Kannst du nur die Einträge von der Zeile mit "table-row: 10 Lopinavir/ritonavir, HCQ, plasma" bis einschließlich der Zeile mit "244, 572, 261]" erneut ausgeben und dabei "cell-neg" durch "cell-negative" ersetzen, ohne sonst etwas zu ändern?
--
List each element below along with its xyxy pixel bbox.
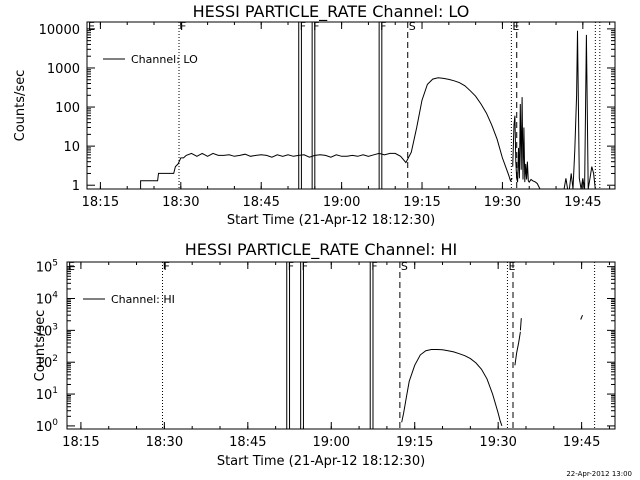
x-tick-label: 19:00 [323,195,360,210]
series-line [140,77,513,189]
event-marker-label: S [409,20,416,33]
y-tick-label: 100 [55,101,80,116]
x-tick-label: 18:15 [62,435,99,450]
series-group [401,315,583,427]
x-axis-label: Start Time (21-Apr-12 18:12:30) [227,213,435,228]
y-tick-base: 10 [36,293,53,308]
y-tick-base: 10 [36,356,53,371]
y-tick-base: 10 [36,420,53,435]
event-marker-label: E [88,20,95,33]
x-tick-label: 19:45 [563,435,600,450]
event-marker-label: F [380,20,386,33]
series-line [512,97,541,189]
y-tick-label: 105 [36,259,58,276]
event-marker-label: F [371,260,377,273]
y-tick-exponent: 2 [52,354,58,364]
x-tick-label: 19:30 [484,195,521,210]
y-tick-label: 102 [36,354,58,371]
y-tick-exponent: 0 [52,418,58,428]
x-tick-label: 18:45 [242,195,279,210]
x-tick-label: 18:30 [162,195,199,210]
x-tick-label: 19:15 [396,435,433,450]
x-tick-label: 18:30 [146,435,183,450]
chart-title: HESSI PARTICLE_RATE Channel: HI [185,240,458,260]
x-tick-label: 19:00 [313,435,350,450]
event-marker-label: S [401,260,408,273]
series-line [401,349,503,427]
x-tick-label: 19:30 [479,435,516,450]
y-tick-exponent: 5 [52,259,58,269]
y-tick-label: 103 [36,322,58,339]
chart-panel-lo: HESSI PARTICLE_RATE Channel: LO 18:15 18:3… [13,2,616,228]
series-line [514,331,521,366]
x-tick-label: 19:45 [564,195,601,210]
x-tick-label: 18:15 [82,195,119,210]
chart-panel-hi: HESSI PARTICLE_RATE Channel: HI 18:15 18:3… [33,240,616,469]
x-tick-label: 18:45 [229,435,266,450]
y-axis-label: Counts/sec [13,70,28,142]
y-tick-exponent: 3 [52,322,58,332]
x-axis-label: Start Time (21-Apr-12 18:12:30) [217,454,425,469]
event-marker-label: F [300,20,306,33]
event-marker-label: E [68,260,75,273]
chart-title: HESSI PARTICLE_RATE Channel: LO [193,2,470,22]
event-marker-label: F [288,260,294,273]
y-tick-label: 1 [72,179,80,194]
event-marker-label: F [313,20,319,33]
event-marker-label: E [512,20,519,33]
y-tick-base: 10 [36,324,53,339]
legend-label: Channel: HI [111,293,175,306]
event-marker-label: F [180,20,186,33]
y-axis-label: Counts/sec [33,310,48,382]
x-tick-label: 19:15 [403,195,440,210]
legend-label: Channel: LO [131,53,198,66]
series-line [580,315,583,320]
plot-frame [66,261,616,430]
y-tick-exponent: 1 [52,386,58,396]
plot-frame [86,21,616,190]
y-tick-label: 10 [63,140,80,155]
y-tick-label: 104 [36,291,59,308]
event-marker-label: E [508,260,515,273]
event-marker-label: F [302,260,308,273]
y-tick-exponent: 4 [52,291,58,301]
y-tick-label: 1000 [47,62,80,77]
y-tick-base: 10 [36,388,53,403]
series-line [519,318,522,331]
y-tick-label: 101 [36,386,58,403]
y-tick-label: 100 [36,418,59,435]
event-marker-label: F [164,260,170,273]
y-tick-label: 10000 [39,23,80,38]
y-tick-base: 10 [36,261,53,276]
series-group [140,30,596,189]
footer-date: 22-Apr-2012 13:00 [566,470,632,478]
series-line [563,30,596,189]
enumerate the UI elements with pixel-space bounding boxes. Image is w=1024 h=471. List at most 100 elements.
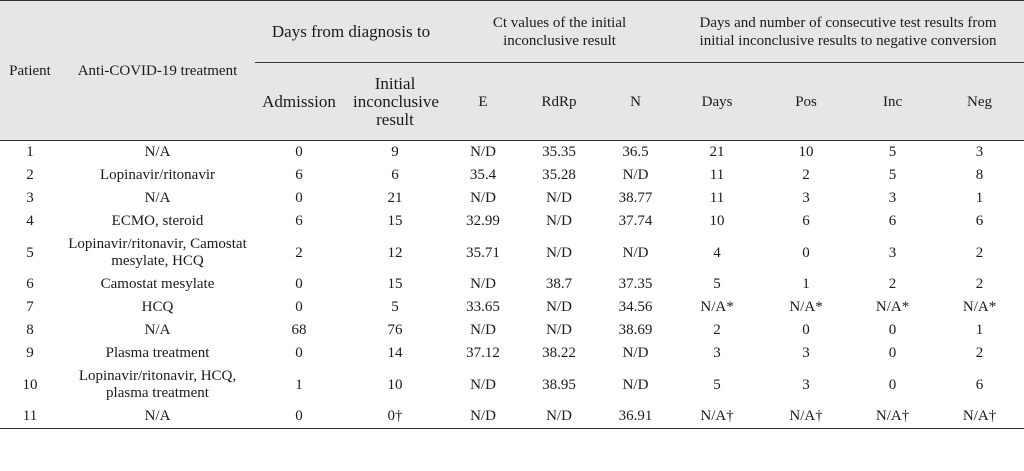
table-row: 10 Lopinavir/ritonavir, HCQ, plasma trea…	[0, 365, 1024, 405]
cell-patient: 8	[26, 322, 34, 338]
header-patient: Patient	[0, 0, 60, 141]
cell-neg: 1	[975, 190, 984, 206]
cell-treatment: N/A	[144, 190, 171, 206]
cell-admission: 1	[295, 376, 303, 393]
cell-e: 35.4	[469, 167, 497, 183]
cell-patient: 10	[22, 376, 38, 393]
cell-patient: 2	[26, 167, 34, 183]
header-treatment: Anti-COVID-19 treatment	[60, 0, 255, 141]
cell-initial: 10	[387, 376, 403, 393]
header-initial-inconclusive: Initial inconclusive result	[343, 62, 447, 141]
cell-pos: 2	[802, 167, 810, 183]
cell-rdrp: N/D	[546, 244, 572, 261]
cell-n: 38.77	[618, 190, 653, 206]
cell-neg: N/A†	[935, 405, 1024, 429]
table-row: 9 Plasma treatment 0 14 37.12 38.22 N/D …	[0, 342, 1024, 365]
cell-days: 21	[709, 144, 725, 160]
header-pos: Pos	[762, 62, 851, 141]
cell-patient: 5	[26, 244, 34, 261]
cell-patient: 6	[26, 276, 34, 292]
cell-inc: 6	[888, 213, 897, 229]
header-e: E	[447, 62, 519, 141]
cell-admission: 0	[295, 144, 303, 160]
cell-neg: 6	[975, 213, 984, 229]
cell-rdrp: 35.28	[542, 167, 576, 183]
cell-treatment: ECMO, steroid	[111, 213, 204, 229]
cell-n: 37.35	[618, 276, 653, 292]
header-n: N	[599, 62, 673, 141]
cell-e: N/D	[470, 190, 496, 206]
cell-inc: 3	[888, 190, 897, 206]
cell-inc: 5	[888, 167, 897, 183]
cell-e: N/D	[470, 322, 496, 338]
cell-e: 33.65	[466, 299, 500, 315]
cell-rdrp: N/D	[546, 213, 572, 229]
cell-admission: 6	[295, 213, 303, 229]
table-row: 8 N/A 68 76 N/D N/D 38.69 2 0 0 1	[0, 319, 1024, 342]
cell-admission: 6	[295, 167, 303, 183]
cell-pos: N/A†	[762, 405, 851, 429]
cell-rdrp: N/D	[546, 299, 572, 315]
cell-days: 5	[713, 376, 721, 393]
header-ct-values: Ct values of the initial inconclusive re…	[447, 0, 673, 63]
cell-inc: N/A*	[875, 299, 910, 315]
cell-initial: 21	[387, 190, 403, 206]
cell-e: N/D	[470, 376, 496, 393]
header-admission: Admission	[255, 62, 343, 141]
cell-e: 35.71	[466, 244, 500, 261]
cell-admission: 0	[255, 405, 343, 429]
table-header: Patient Anti-COVID-19 treatment Days fro…	[0, 0, 1024, 141]
cell-neg: 2	[975, 244, 984, 261]
cell-treatment: Camostat mesylate	[100, 276, 215, 292]
cell-n: N/D	[622, 345, 649, 361]
table-row: 7 HCQ 0 5 33.65 N/D 34.56 N/A* N/A* N/A*…	[0, 296, 1024, 319]
cell-inc: 2	[888, 276, 897, 292]
cell-initial: 12	[387, 244, 403, 261]
cell-neg: 3	[975, 144, 984, 160]
cell-pos: 6	[802, 213, 810, 229]
cell-patient: 1	[26, 144, 34, 160]
cell-admission: 2	[295, 244, 303, 261]
cell-treatment: N/A	[144, 144, 171, 160]
cell-pos: N/A*	[789, 299, 823, 315]
cell-n: 37.74	[618, 213, 653, 229]
cell-pos: 3	[802, 376, 810, 393]
cell-days: N/A†	[672, 405, 763, 429]
cell-treatment: Lopinavir/ritonavir, HCQ, plasma treatme…	[78, 368, 237, 401]
cell-pos: 0	[802, 244, 810, 261]
cell-n: 36.5	[622, 144, 649, 160]
cell-admission: 0	[295, 190, 303, 206]
cell-neg: N/A*	[962, 299, 997, 315]
cell-inc: 0	[888, 345, 897, 361]
cell-n: N/D	[622, 167, 649, 183]
cell-treatment: N/A	[60, 405, 255, 429]
cell-rdrp: N/D	[546, 322, 572, 338]
cell-e: 37.12	[466, 345, 500, 361]
cell-e: N/D	[447, 405, 519, 429]
cell-neg: 1	[975, 322, 984, 338]
cell-initial: 6	[391, 167, 399, 183]
header-days: Days	[672, 62, 763, 141]
table-body: 1 N/A 0 9 N/D 35.35 36.5 21 10 5 3 2 Lop…	[0, 141, 1024, 429]
cell-inc: N/A†	[850, 405, 936, 429]
cell-days: 4	[713, 244, 721, 261]
cell-patient: 4	[26, 213, 34, 229]
cell-inc: 5	[888, 144, 897, 160]
table-row: 2 Lopinavir/ritonavir 6 6 35.4 35.28 N/D…	[0, 164, 1024, 187]
cell-initial: 15	[387, 276, 403, 292]
cell-pos: 3	[802, 345, 810, 361]
cell-patient: 7	[26, 299, 34, 315]
cell-admission: 0	[295, 276, 303, 292]
table-row: 5 Lopinavir/ritonavir, Camostat mesylate…	[0, 233, 1024, 273]
cell-initial: 9	[391, 144, 399, 160]
cell-treatment: Plasma treatment	[105, 345, 210, 361]
cell-neg: 2	[975, 345, 984, 361]
cell-days: N/A*	[700, 299, 734, 315]
cell-admission: 68	[291, 322, 307, 338]
cell-rdrp: N/D	[519, 405, 599, 429]
cell-n: 36.91	[599, 405, 673, 429]
cell-inc: 0	[888, 322, 897, 338]
cell-treatment: N/A	[144, 322, 171, 338]
cell-rdrp: N/D	[546, 190, 572, 206]
table-row: 6 Camostat mesylate 0 15 N/D 38.7 37.35 …	[0, 273, 1024, 296]
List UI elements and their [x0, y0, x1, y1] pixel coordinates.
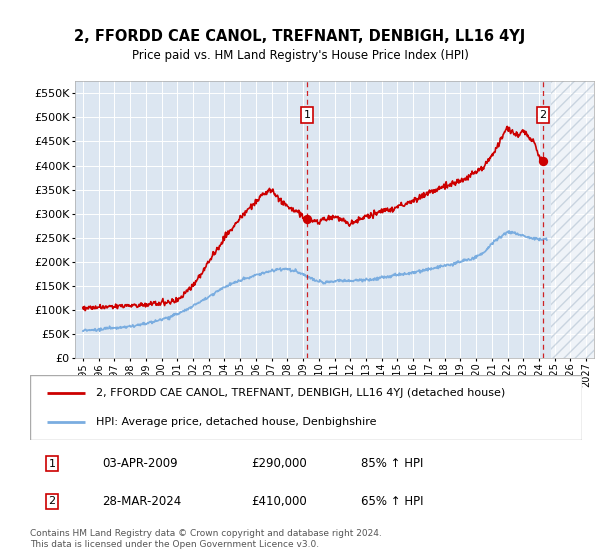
Text: Contains HM Land Registry data © Crown copyright and database right 2024.
This d: Contains HM Land Registry data © Crown c… — [30, 529, 382, 549]
Text: £290,000: £290,000 — [251, 457, 307, 470]
Text: 2, FFORDD CAE CANOL, TREFNANT, DENBIGH, LL16 4YJ: 2, FFORDD CAE CANOL, TREFNANT, DENBIGH, … — [74, 29, 526, 44]
Bar — [551, 81, 594, 358]
FancyBboxPatch shape — [30, 375, 582, 440]
Text: 2: 2 — [539, 110, 547, 120]
Text: 2, FFORDD CAE CANOL, TREFNANT, DENBIGH, LL16 4YJ (detached house): 2, FFORDD CAE CANOL, TREFNANT, DENBIGH, … — [96, 388, 505, 398]
Point — [538, 156, 548, 165]
Text: 03-APR-2009: 03-APR-2009 — [102, 457, 178, 470]
Text: 65% ↑ HPI: 65% ↑ HPI — [361, 495, 424, 508]
Text: 85% ↑ HPI: 85% ↑ HPI — [361, 457, 424, 470]
Text: 2: 2 — [49, 496, 56, 506]
Point — [302, 214, 312, 223]
Text: 1: 1 — [304, 110, 310, 120]
Text: Price paid vs. HM Land Registry's House Price Index (HPI): Price paid vs. HM Land Registry's House … — [131, 49, 469, 63]
Text: HPI: Average price, detached house, Denbighshire: HPI: Average price, detached house, Denb… — [96, 417, 377, 427]
Text: 1: 1 — [49, 459, 56, 469]
Text: £410,000: £410,000 — [251, 495, 307, 508]
Text: 28-MAR-2024: 28-MAR-2024 — [102, 495, 181, 508]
--
• _LÖSUNG_
table-row: 10 Lopinavir/ritonavir, HCQ, plasma trea…	[0, 365, 1024, 405]
cell-patient: 8	[26, 322, 34, 338]
header-patient: Patient	[0, 0, 60, 141]
cell-negative: 1	[975, 190, 984, 206]
cell-treatment: N/A	[144, 190, 171, 206]
cell-admission: 1	[295, 376, 303, 393]
cell-e: 35.4	[469, 167, 497, 183]
cell-patient: 10	[22, 376, 38, 393]
cell-patient: 2	[26, 167, 34, 183]
header-treatment: Anti-COVID-19 treatment	[60, 0, 255, 141]
cell-initial: 10	[387, 376, 403, 393]
header-initial-inconclusive: Initial inconclusive result	[343, 62, 447, 141]
cell-pos: 2	[802, 167, 810, 183]
cell-rdrp: N/D	[546, 244, 572, 261]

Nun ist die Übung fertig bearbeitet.